### Records for this exercise
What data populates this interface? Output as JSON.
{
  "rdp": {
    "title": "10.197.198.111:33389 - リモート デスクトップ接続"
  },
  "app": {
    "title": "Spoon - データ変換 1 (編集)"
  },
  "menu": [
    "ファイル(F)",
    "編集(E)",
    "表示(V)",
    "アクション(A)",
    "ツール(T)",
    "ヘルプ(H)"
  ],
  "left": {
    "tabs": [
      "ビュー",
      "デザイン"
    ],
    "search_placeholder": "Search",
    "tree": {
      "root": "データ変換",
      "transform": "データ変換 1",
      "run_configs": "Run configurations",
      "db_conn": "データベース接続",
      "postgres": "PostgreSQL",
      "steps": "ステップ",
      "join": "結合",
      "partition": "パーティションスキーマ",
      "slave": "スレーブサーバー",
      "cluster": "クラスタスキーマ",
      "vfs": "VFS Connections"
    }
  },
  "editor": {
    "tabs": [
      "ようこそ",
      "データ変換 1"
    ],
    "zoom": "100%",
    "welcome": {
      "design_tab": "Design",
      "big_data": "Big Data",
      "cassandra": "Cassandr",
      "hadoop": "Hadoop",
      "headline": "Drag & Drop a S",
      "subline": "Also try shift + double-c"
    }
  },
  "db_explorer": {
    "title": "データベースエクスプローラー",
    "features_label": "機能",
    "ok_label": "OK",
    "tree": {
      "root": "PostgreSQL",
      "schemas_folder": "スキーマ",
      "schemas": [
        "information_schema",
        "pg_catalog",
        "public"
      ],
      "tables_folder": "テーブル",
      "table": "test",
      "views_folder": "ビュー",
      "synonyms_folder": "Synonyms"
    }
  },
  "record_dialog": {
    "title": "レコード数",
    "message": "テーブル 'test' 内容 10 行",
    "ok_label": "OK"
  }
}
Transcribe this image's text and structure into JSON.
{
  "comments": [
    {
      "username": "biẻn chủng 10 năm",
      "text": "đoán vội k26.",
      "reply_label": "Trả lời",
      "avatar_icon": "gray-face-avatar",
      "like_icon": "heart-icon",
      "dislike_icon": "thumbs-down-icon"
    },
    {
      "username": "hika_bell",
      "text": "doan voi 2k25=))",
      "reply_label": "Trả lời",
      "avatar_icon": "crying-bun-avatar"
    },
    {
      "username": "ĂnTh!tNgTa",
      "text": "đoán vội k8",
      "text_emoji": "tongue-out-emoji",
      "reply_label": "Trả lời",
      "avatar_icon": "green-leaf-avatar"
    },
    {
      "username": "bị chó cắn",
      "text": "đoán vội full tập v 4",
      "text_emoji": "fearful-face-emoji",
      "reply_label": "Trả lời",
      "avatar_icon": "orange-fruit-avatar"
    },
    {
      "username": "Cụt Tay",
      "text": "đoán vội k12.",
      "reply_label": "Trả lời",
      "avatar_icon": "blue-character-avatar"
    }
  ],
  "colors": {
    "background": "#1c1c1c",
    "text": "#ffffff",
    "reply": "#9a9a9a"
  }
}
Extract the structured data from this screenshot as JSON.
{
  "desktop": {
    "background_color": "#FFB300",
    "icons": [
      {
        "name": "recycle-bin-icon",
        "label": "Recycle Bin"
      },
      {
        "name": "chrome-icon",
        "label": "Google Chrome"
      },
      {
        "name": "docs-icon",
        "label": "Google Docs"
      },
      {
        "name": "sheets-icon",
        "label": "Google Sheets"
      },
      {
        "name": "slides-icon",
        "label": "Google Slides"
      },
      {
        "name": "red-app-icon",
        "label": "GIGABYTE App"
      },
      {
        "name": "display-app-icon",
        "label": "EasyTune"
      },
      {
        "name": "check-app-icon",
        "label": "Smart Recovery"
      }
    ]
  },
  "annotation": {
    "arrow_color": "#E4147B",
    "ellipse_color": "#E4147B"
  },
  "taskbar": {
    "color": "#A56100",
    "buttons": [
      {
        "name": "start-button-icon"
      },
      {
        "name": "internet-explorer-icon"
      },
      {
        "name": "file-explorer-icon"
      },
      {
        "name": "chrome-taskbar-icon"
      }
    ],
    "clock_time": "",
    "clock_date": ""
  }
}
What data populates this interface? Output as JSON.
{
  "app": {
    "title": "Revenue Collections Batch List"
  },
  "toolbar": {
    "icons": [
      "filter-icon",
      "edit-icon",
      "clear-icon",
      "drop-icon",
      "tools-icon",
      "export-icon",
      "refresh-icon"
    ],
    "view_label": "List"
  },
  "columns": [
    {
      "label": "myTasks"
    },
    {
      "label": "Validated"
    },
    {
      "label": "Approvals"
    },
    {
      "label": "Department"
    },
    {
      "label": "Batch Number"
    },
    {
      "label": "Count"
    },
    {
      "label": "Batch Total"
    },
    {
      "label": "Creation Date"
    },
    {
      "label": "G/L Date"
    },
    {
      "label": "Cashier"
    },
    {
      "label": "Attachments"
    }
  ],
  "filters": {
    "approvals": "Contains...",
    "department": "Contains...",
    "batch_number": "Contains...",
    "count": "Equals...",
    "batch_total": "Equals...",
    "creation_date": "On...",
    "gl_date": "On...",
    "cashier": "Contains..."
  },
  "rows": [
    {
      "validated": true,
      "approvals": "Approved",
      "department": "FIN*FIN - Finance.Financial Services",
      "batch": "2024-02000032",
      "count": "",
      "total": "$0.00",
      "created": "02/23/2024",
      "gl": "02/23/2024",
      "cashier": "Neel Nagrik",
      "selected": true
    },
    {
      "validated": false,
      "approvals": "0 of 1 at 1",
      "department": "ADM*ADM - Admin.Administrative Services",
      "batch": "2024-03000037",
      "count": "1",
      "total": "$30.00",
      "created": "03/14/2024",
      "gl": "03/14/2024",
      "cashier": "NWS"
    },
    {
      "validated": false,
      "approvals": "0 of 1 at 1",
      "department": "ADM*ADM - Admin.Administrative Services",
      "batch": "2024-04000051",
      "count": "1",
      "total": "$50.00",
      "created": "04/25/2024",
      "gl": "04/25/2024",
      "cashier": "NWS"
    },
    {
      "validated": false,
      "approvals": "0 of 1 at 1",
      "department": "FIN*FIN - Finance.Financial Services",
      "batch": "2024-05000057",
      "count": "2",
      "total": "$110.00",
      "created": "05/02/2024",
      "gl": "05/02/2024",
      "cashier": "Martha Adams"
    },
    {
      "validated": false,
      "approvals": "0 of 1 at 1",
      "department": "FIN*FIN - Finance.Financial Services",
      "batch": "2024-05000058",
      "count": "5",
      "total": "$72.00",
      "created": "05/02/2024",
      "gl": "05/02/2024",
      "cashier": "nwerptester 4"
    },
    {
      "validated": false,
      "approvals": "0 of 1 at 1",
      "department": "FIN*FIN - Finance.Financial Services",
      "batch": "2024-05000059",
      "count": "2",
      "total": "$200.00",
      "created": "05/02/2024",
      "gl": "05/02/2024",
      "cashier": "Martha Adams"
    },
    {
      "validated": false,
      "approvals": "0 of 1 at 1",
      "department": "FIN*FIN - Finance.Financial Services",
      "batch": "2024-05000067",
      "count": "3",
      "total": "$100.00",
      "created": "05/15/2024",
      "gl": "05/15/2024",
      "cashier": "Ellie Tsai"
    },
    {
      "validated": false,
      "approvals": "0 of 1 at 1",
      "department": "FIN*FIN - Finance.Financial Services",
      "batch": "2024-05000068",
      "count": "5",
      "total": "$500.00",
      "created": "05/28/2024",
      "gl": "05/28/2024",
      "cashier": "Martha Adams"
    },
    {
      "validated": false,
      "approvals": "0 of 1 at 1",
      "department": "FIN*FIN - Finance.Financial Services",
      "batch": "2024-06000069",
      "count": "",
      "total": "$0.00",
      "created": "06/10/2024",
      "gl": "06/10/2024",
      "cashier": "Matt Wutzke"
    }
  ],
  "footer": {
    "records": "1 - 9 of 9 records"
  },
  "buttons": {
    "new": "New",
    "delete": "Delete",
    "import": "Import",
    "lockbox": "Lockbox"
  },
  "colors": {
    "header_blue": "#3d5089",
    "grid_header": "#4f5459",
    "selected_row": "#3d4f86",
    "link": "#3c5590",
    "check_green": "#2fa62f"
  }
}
######
(Task statement): Copy out all lines from the material above that contain the string "テーブル".

(The reply):
      "tables_folder": "テーブル",
    "message": "テーブル 'test' 内容 10 行",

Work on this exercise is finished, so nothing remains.